* DOKUMENT:

Minister Riester: Keine Sorge – Zwangsvorsorge

■  Streit um Rentenpläne der Bundesregierung: Anstieg gekappt, private Vorsorge wird Pflicht. Für die Mindestrente wird Sozialhilfeniveau angepeilt

Berlin (taz) – Die Pläne von Arbeitsminister Walter Riester zur Rentenreform haben einen heftigen Streit in der Koalition ausgelöst. Die Rentenexpertin der Grünen im Bundestag, Thea Dückert, lehnt eine zwangsweise Privatvorsorge ab. Zur taz sagte sie: „Wir wollen ein Angebot für die jüngere Generation, aber keine Zwangsbeglückung.“ Auch mit Riesters Plan, die Rentensteigerung vorübergehend auf das Niveau der Inflationsrate abzusenken, ist sie nicht einverstanden: „Die Renten müssen langfristig nach der gleichen Formel berechnet werden.“

Die Eckpunkte der geplanten Rentenreform sehen vor, daß die Ruhegelder in den kommenden zwei Jahren nur noch in dem Maße steigen wie die Inflationsrate (knapp ein Prozent). So spart der Arbeitsminister im kommenden Jahr vier bis fünf Milliarden Mark, im darauffolgenden Jahr sogar bis zu zehn Milliarden.

* MATERIAL:

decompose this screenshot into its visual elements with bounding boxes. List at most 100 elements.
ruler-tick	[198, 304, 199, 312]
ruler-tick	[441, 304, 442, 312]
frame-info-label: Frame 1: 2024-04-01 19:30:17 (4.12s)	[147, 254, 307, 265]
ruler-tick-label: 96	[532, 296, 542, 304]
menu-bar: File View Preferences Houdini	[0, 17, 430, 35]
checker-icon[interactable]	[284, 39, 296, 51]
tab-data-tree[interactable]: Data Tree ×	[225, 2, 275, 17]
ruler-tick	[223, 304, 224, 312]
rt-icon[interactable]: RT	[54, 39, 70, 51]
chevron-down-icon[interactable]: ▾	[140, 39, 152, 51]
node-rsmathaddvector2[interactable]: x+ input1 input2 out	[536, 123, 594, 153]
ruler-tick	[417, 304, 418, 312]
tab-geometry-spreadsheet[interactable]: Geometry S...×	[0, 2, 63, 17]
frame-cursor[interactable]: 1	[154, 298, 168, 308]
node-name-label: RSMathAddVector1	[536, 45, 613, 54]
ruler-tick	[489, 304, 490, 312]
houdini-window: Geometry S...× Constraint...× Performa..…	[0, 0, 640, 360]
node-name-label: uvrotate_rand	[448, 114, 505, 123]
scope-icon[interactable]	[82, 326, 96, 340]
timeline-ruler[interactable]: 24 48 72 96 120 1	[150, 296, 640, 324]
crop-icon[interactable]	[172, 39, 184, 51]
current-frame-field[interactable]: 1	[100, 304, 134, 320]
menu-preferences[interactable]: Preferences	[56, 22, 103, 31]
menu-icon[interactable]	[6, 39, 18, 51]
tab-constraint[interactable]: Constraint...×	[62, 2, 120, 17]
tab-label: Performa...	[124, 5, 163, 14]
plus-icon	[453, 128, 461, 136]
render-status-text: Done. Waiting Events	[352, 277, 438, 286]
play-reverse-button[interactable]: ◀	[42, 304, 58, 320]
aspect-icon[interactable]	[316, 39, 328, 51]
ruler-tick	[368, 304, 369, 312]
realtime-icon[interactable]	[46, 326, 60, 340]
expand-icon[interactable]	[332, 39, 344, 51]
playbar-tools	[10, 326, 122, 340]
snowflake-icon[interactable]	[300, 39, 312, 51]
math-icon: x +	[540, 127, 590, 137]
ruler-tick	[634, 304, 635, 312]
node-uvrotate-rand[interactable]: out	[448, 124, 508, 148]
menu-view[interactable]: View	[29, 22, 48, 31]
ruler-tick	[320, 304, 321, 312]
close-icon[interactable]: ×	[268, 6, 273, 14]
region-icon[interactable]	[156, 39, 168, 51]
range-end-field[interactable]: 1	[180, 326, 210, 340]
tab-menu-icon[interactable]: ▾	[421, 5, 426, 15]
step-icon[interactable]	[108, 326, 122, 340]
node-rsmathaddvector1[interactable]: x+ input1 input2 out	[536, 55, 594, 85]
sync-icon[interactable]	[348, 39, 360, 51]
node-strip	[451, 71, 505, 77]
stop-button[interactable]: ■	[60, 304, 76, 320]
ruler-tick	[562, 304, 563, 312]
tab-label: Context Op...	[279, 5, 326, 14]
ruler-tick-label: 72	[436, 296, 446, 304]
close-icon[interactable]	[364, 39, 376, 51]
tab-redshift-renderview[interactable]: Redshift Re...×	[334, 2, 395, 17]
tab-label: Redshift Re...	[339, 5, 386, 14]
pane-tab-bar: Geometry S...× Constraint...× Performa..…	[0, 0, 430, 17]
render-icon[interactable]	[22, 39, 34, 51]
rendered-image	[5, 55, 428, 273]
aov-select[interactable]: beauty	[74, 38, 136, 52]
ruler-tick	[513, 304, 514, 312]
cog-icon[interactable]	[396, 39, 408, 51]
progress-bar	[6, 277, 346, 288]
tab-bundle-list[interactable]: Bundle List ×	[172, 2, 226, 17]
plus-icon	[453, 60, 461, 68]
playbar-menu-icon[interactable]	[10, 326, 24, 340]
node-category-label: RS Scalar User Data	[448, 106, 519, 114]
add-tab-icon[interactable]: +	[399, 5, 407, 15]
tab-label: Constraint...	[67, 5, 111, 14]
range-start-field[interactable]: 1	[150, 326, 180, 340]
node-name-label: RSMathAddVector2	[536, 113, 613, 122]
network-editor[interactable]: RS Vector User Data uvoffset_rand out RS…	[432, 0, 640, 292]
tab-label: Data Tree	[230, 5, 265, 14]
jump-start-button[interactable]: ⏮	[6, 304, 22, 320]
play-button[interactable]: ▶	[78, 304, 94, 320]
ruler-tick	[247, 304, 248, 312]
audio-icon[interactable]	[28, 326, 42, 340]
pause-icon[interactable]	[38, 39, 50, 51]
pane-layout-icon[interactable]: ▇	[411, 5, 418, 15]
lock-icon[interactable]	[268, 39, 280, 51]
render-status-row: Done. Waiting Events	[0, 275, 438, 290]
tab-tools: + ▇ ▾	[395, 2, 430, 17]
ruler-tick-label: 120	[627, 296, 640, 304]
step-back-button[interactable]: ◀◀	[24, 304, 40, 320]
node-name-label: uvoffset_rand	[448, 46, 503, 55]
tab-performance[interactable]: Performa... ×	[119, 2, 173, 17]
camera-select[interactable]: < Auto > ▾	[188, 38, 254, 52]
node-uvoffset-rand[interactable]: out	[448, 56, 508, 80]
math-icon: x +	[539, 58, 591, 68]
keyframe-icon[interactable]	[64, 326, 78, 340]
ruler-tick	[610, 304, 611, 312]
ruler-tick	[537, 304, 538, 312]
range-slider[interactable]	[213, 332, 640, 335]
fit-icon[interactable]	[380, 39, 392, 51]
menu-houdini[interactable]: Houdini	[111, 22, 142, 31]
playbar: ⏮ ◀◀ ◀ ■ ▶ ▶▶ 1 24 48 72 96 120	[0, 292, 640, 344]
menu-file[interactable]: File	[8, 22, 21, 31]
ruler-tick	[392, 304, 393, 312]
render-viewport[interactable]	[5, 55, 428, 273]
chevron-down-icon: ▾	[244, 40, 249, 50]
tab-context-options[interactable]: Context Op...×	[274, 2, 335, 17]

* ÜBUNGSAUFGABEN:
1/ Schreiben Sie aus dem Artikel über die Rentenpläne die Passage von „Die Eckpunkte der“ bis „zu zehn Milliarden.“ wortgetreu ab.
2/ Führen Sie den Artikel über Riesters Rentenreform im Anschluss an seinen letzten Satz weiter.

* ANTWORTEN IN REIHENFOLGE:
1/
Die Eckpunkte der geplanten Rentenreform sehen vor, daß die Ruhegelder in den kommenden zwei Jahren nur noch in dem Maße steigen wie die Inflationsrate (knapp ein Prozent). So spart der Arbeitsminister im kommenden Jahr vier bis fünf Milliarden Mark, im darauffolgenden Jahr sogar bis zu zehn Milliarden.

2/
Offizielle Begründung für die Idee, die Renten vorübergehend von den Nettolöhnen abzukoppeln: Die steuerliche Entlastung der Familien, die zu höheren Nettolöhnen führt, soll nicht automatisch den Rentnern zugute kommen. Dadurch, daß die Renten in den kommenden zwei Jahren nur minimal steigen, kann er den Sparauftrag des Finanzministers mit Leichtigkeit erfüllen. Vom Jahr 2003 an müssen alle Beschäftigten zudem ein halbes Prozent ihres Bruttoeinkommens auf die hohe Kante legen. Dies soll bis zur Beitragsbemessungsgrenze (8.500 Mark Monatseinkommen im Westen und 7.200 Mark im Osten) gelten. Der Beitragssatz erhöht sich jährlich, bis nach fünf Jahren 2,5 Prozent des Bruttolohns erreicht sind. Diese obligatorische Eigenvorsorge soll steuerlich unterstützt werden und eine Laufzeit von fünf Jahren haben. Die Beschäftigten können wählen, ob sie ihr Geld in Aktienfonds, Anleihen, Lebensversicherungen oder anderen Sparformen anlegen wollen. Wer selbst schon anspart, muß sich nicht an der obligatorischen Eigenvorsorge beteiligen.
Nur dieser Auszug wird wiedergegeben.